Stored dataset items
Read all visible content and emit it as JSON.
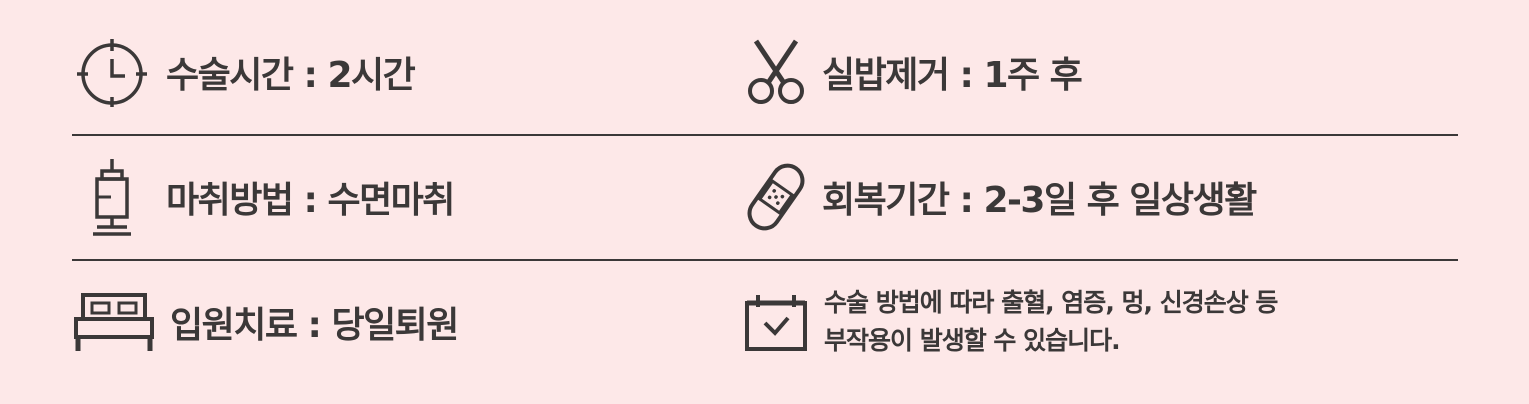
{
  "colors": {
    "background": "#fde8e8",
    "text": "#3b3838",
    "divider": "#3b3838"
  },
  "items": [
    {
      "icon": "clock-icon",
      "text": "수술시간 : 2시간"
    },
    {
      "icon": "scissors-icon",
      "text": "실밥제거 : 1주 후"
    },
    {
      "icon": "syringe-icon",
      "text": "마취방법 : 수면마취"
    },
    {
      "icon": "bandage-icon",
      "text": "회복기간 : 2-3일 후 일상생활"
    },
    {
      "icon": "bed-icon",
      "text": "입원치료 : 당일퇴원"
    }
  ],
  "notice": {
    "icon": "calendar-check-icon",
    "line1": "수술 방법에 따라 출혈, 염증, 멍, 신경손상 등",
    "line2": "부작용이 발생할 수 있습니다."
  }
}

- BRIEF:
Print the entries above exactly, taking out only the pictures.

- RESPONSE:
Read all visible content and emit it as JSON.
{
  "colors": {
    "background": "#fde8e8",
    "text": "#3b3838",
    "divider": "#3b3838"
  },
  "items": [
    {
      "icon": "clock-icon",
      "text": "수술시간 : 2시간"
    },
    {
      "icon": "scissors-icon",
      "text": "실밥제거 : 1주 후"
    },
    {
      "icon": "syringe-icon",
      "text": "마취방법 : 수면마취"
    },
    {
      "icon": "bandage-icon",
      "text": "회복기간 : 2-3일 후 일상생활"
    },
    {
      "icon": "bed-icon",
      "text": "입원치료 : 당일퇴원"
    }
  ],
  "notice": {
    "icon": "calendar-check-icon",
    "line1": "수술 방법에 따라 출혈, 염증, 멍, 신경손상 등",
    "line2": "부작용이 발생할 수 있습니다."
  }
}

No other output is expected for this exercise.